*SET PROBLEM:* Please give the listing again in its entirety, exactly as written.

Stored items:
○ ○ ○ ○ ○ ○ ○

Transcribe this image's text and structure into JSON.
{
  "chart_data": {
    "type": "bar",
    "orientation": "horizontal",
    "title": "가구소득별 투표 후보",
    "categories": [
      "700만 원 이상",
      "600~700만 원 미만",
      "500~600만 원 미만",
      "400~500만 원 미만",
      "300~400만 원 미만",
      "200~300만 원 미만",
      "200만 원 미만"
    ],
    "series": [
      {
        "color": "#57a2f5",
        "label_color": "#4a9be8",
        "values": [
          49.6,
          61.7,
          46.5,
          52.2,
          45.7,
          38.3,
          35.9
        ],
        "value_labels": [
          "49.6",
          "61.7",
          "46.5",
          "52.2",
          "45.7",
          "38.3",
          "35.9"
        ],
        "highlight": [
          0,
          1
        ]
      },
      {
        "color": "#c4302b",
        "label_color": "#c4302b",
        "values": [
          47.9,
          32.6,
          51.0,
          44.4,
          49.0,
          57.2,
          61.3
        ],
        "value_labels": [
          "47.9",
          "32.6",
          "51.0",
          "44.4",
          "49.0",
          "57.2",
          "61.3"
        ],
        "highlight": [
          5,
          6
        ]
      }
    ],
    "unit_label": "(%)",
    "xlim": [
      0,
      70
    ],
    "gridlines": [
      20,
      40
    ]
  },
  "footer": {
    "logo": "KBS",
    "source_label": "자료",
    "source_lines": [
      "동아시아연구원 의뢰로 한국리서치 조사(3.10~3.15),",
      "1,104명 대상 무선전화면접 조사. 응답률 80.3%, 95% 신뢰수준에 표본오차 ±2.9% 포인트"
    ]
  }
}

○ ○ ○ ○ ○ ○ ○

*RESPONSE:*
Transcribe this image's text and structure into JSON.
{
  "chart_data": {
    "type": "bar",
    "orientation": "horizontal",
    "title": "가구소득별 투표 후보",
    "categories": [
      "700만 원 이상",
      "600~700만 원 미만",
      "500~600만 원 미만",
      "400~500만 원 미만",
      "300~400만 원 미만",
      "200~300만 원 미만",
      "200만 원 미만"
    ],
    "series": [
      {
        "color": "#57a2f5",
        "label_color": "#4a9be8",
        "values": [
          49.6,
          61.7,
          46.5,
          52.2,
          45.7,
          38.3,
          35.9
        ],
        "value_labels": [
          "49.6",
          "61.7",
          "46.5",
          "52.2",
          "45.7",
          "38.3",
          "35.9"
        ],
        "highlight": [
          0,
          1
        ]
      },
      {
        "color": "#c4302b",
        "label_color": "#c4302b",
        "values": [
          47.9,
          32.6,
          51.0,
          44.4,
          49.0,
          57.2,
          61.3
        ],
        "value_labels": [
          "47.9",
          "32.6",
          "51.0",
          "44.4",
          "49.0",
          "57.2",
          "61.3"
        ],
        "highlight": [
          5,
          6
        ]
      }
    ],
    "unit_label": "(%)",
    "xlim": [
      0,
      70
    ],
    "gridlines": [
      20,
      40
    ]
  },
  "footer": {
    "logo": "KBS",
    "source_label": "자료",
    "source_lines": [
      "동아시아연구원 의뢰로 한국리서치 조사(3.10~3.15),",
      "1,104명 대상 무선전화면접 조사. 응답률 80.3%, 95% 신뢰수준에 표본오차 ±2.9% 포인트"
    ]
  }
}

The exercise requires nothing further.